— Written task —
Examine the entries and show every line in which the word "related" is found.

----

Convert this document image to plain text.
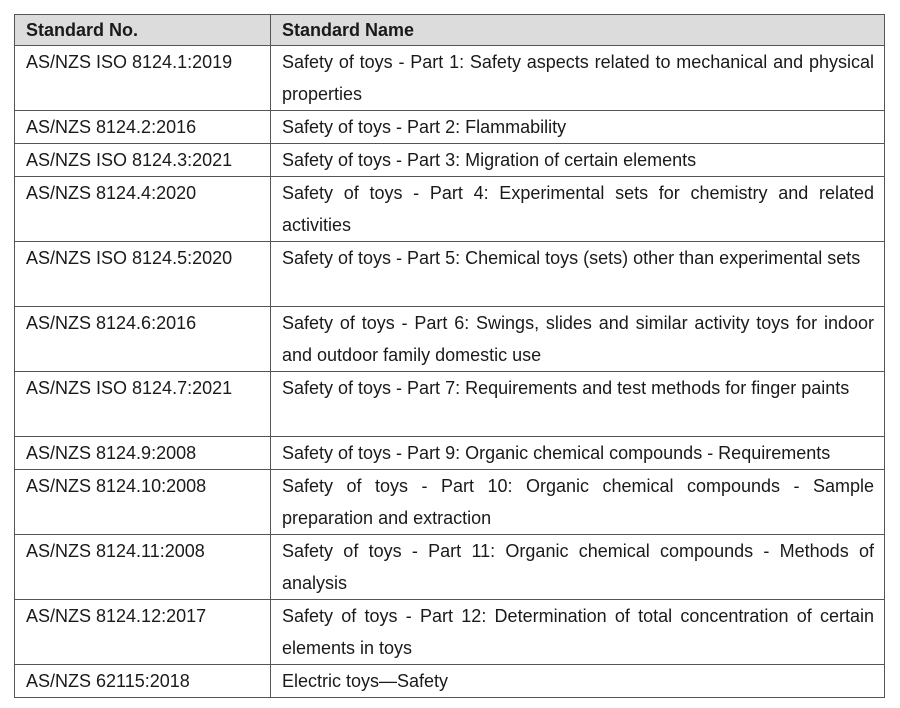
Standard No.	Standard Name
AS/NZS ISO 8124.1:2019	Safety of toys - Part 1: Safety aspects related to mechanical and physical properties
AS/NZS 8124.2:2016	Safety of toys - Part 2: Flammability
AS/NZS ISO 8124.3:2021	Safety of toys - Part 3: Migration of certain elements
AS/NZS 8124.4:2020	Safety of toys - Part 4: Experimental sets for chemistry and related activities
AS/NZS ISO 8124.5:2020	Safety of toys - Part 5: Chemical toys (sets) other than experimental sets
AS/NZS 8124.6:2016	Safety of toys - Part 6: Swings, slides and similar activity toys for indoor and outdoor family domestic use
AS/NZS ISO 8124.7:2021	Safety of toys - Part 7: Requirements and test methods for finger paints
AS/NZS 8124.9:2008	Safety of toys - Part 9: Organic chemical compounds - Requirements
AS/NZS 8124.10:2008	Safety of toys - Part 10: Organic chemical compounds - Sample preparation and extraction
AS/NZS 8124.11:2008	Safety of toys - Part 11: Organic chemical compounds - Methods of analysis
AS/NZS 8124.12:2017	Safety of toys - Part 12: Determination of total concentration of certain elements in toys
AS/NZS 62115:2018	Electric toys—Safety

----

— Reply —
AS/NZS ISO 8124.1:2019	Safety of toys - Part 1: Safety aspects related to mechanical and physical properties
AS/NZS 8124.4:2020	Safety of toys - Part 4: Experimental sets for chemistry and related activities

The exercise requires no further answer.